Wednesday, June 1, 2011

A world record hunger strike?

Charged with "attempted suicide" for her hunger strike
Irom Chanu Sharmila (born March 14, 1972), is known as the "Iron Lady of Manipur" or "Menghaobi" ("the fair one").   She is a civil rights and political activist,  journalist and poet from the Indian state of Manipur. Since 2 November 2000, she has been fasting to demand that the Indian government repeal the Armed Forces (Special Powers) Act, 1958 (AFSPA).  Her hunger strike is to draw attention to this policy which she blames for violence in Manipur and other parts of India's northeast.[2] She has refused food and water for more than ten years earning the recognition as "the world's longest hunger striker".[3]

What would motivate you to give up food for that long?!



For Ms. Sharmila, it was the "Malom Massacre"

▶ **What you need to do**:
(1) In the post on Irom Sharmila's hunger strike, write out everything from "Wednesday, June 1, 2011" down to "for that long?!", substituting "campaigner" for "activist".
(2) List every date or year that appears in the post on Irom Sharmila's hunger strike.
The listing that comes next has no connection to the post on Irom Sharmila's hunger strike.

▶ **Raw records**:
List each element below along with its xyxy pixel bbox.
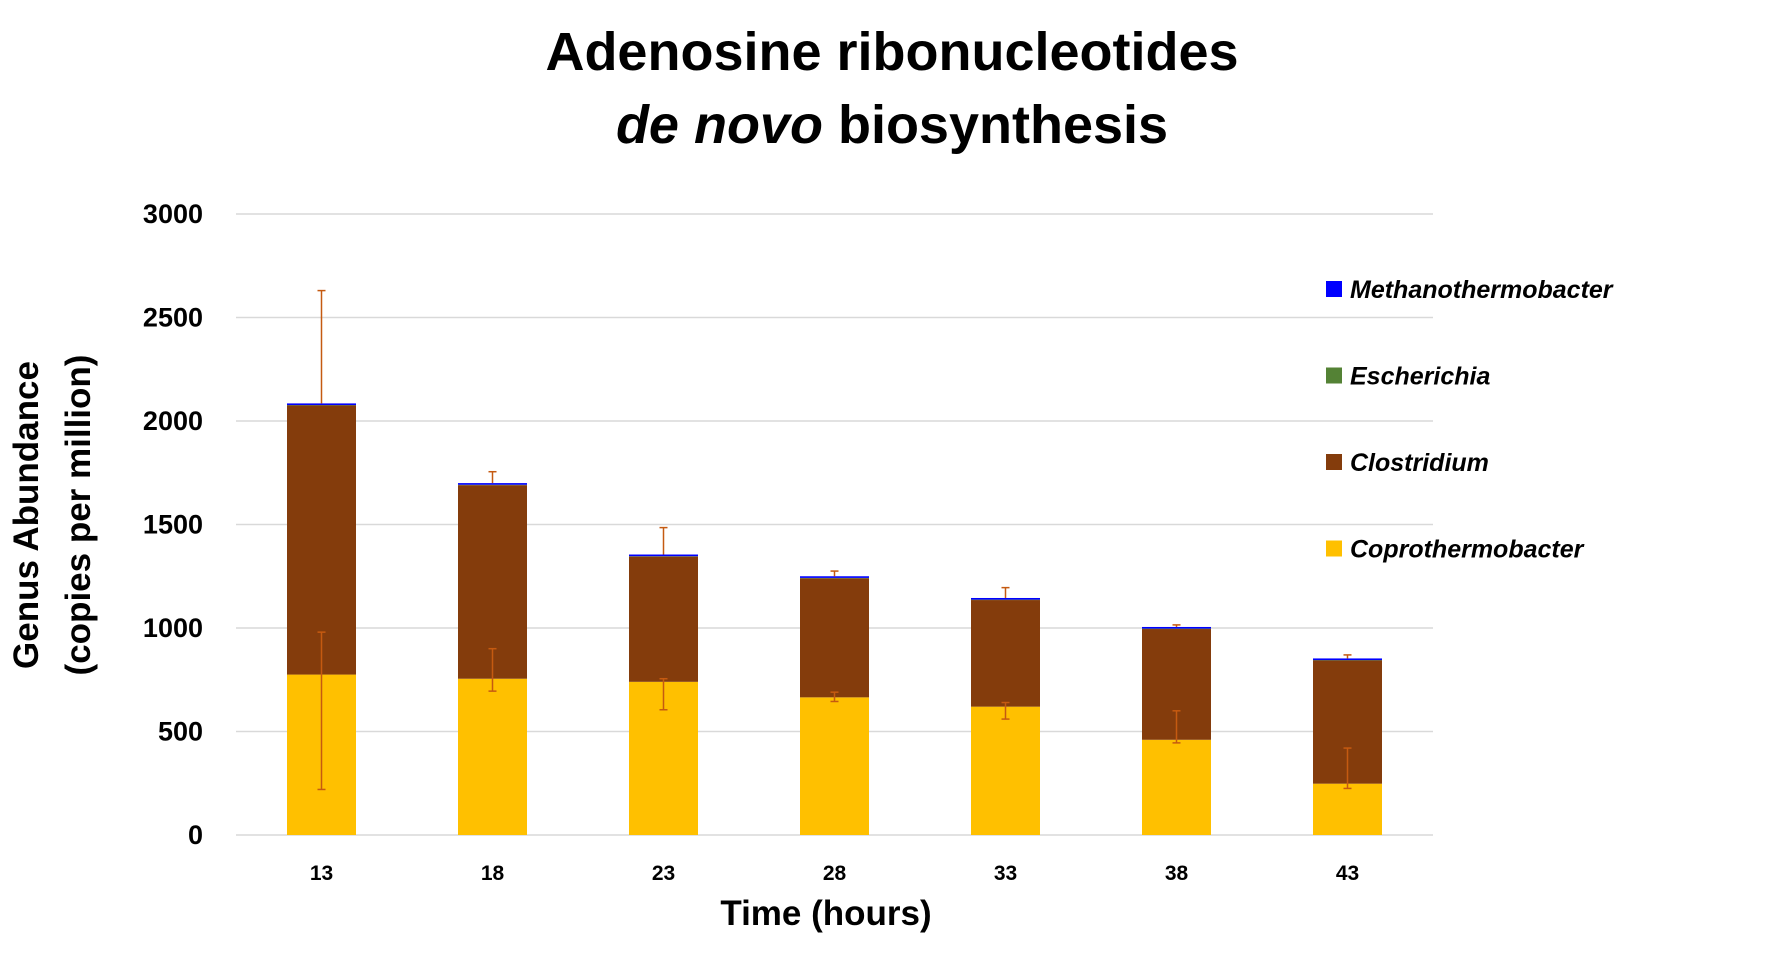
bar-segment [800,697,869,835]
legend-label: Clostridium [1350,449,1489,477]
x-tick-label: 13 [310,862,333,885]
bar-segment [1313,783,1382,835]
y-tick-label: 1000 [143,613,203,643]
x-tick-label: 28 [823,862,847,885]
bar-segment [287,405,356,675]
y-axis-ticks: 0 500 1000 1500 2000 2500 3000 [143,199,203,850]
y-tick-label: 1500 [143,510,203,540]
y-axis-label: Genus Abundance (copies per million) [7,355,98,676]
error-bars [317,289,1352,791]
bar-segment [287,403,356,406]
bar-segment [629,554,698,557]
y-tick-label: 2000 [143,406,203,436]
legend-label: Coprothermobacter [1350,536,1585,564]
chart-title-rest: biosynthesis [823,95,1168,155]
bar-segment [1313,658,1382,661]
bars [287,403,1382,835]
bar-segment [800,576,869,578]
y-axis-label-line-2: (copies per million) [59,355,98,676]
x-tick-label: 23 [652,862,675,885]
legend-label: Escherichia [1350,363,1490,391]
x-tick-label: 43 [1336,862,1359,885]
y-tick-label: 500 [158,717,203,747]
x-tick-label: 38 [1165,862,1189,885]
chart-title-italic: de novo [616,95,823,155]
x-axis-ticks: 13 18 23 28 33 38 43 [310,862,1359,885]
bar-segment [458,678,527,835]
bar-segment [1142,626,1211,629]
bar-segment [800,578,869,698]
y-tick-label: 3000 [143,199,203,229]
legend-swatch [1326,367,1342,384]
y-tick-label: 2500 [143,303,203,333]
legend-swatch [1326,540,1342,557]
x-tick-label: 33 [994,862,1017,885]
bar-segment [1142,739,1211,835]
x-axis-label: Time (hours) [720,894,931,933]
legend-label: Methanothermobacter [1350,276,1614,304]
legend-swatch [1326,281,1342,297]
bar-segment [458,483,527,485]
bar-segment [971,600,1040,707]
legend: Methanothermobacter Escherichia Clostridiu… [1326,276,1614,564]
x-tick-label: 18 [481,862,505,885]
y-tick-label: 0 [188,820,203,850]
legend-swatch [1326,454,1342,470]
chart-title-line-1: Adenosine ribonucleotides [545,22,1238,82]
bar-segment [458,485,527,679]
bar-segment [629,556,698,682]
bar-segment [971,706,1040,835]
chart-title: Adenosine ribonucleotides de novo biosyn… [545,22,1238,155]
bar-segment [971,597,1040,600]
chart-title-line-2: de novo biosynthesis [616,95,1168,155]
y-axis-label-line-1: Genus Abundance [7,361,46,669]
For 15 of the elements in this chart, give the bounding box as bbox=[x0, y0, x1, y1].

▶ **Responses**:
(1)
Wednesday, June 1, 2011

A world record hunger strike?

Charged with "attempted suicide" for her hunger strike
Irom Chanu Sharmila (born March 14, 1972), is known as the "Iron Lady of Manipur" or "Menghaobi" ("the fair one").   She is a civil rights and political campaigner,  journalist and poet from the Indian state of Manipur. Since 2 November 2000, she has been fasting to demand that the Indian government repeal the Armed Forces (Special Powers) Act, 1958 (AFSPA).  Her hunger strike is to draw attention to this policy which she blames for violence in Manipur and other parts of India's northeast.[2] She has refused food and water for more than ten years earning the recognition as "the world's longest hunger striker".[3]

What would motivate you to give up food for that long?!

(2)
- Wednesday, June 1, 2011
- March 14, 1972
- 2 November 2000
- 1958